What you have to do: Keep only the lines where "name" appears.

◇ ◇ ◇ ◇ ◇ ◇ ◇

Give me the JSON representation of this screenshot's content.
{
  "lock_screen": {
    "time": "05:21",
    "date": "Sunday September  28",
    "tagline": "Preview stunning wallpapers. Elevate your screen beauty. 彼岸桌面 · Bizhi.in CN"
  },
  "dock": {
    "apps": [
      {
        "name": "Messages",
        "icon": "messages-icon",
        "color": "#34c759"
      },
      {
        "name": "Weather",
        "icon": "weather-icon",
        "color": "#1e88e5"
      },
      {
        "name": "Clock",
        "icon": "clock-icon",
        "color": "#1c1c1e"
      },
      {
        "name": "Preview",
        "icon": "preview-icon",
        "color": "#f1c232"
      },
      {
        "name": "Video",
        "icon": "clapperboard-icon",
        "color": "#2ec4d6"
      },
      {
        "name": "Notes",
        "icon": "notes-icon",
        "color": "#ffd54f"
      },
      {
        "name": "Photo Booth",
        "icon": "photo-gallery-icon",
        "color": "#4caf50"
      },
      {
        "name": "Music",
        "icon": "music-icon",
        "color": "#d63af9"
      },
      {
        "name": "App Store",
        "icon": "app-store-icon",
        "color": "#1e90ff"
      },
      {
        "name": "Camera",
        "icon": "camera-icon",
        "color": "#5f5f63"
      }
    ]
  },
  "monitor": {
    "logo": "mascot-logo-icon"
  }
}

◇ ◇ ◇ ◇ ◇ ◇ ◇

Response below:
        "name": "Messages",
        "name": "Weather",
        "name": "Clock",
        "name": "Preview",
        "name": "Video",
        "name": "Notes",
        "name": "Photo Booth",
        "name": "Music",
        "name": "App Store",
        "name": "Camera",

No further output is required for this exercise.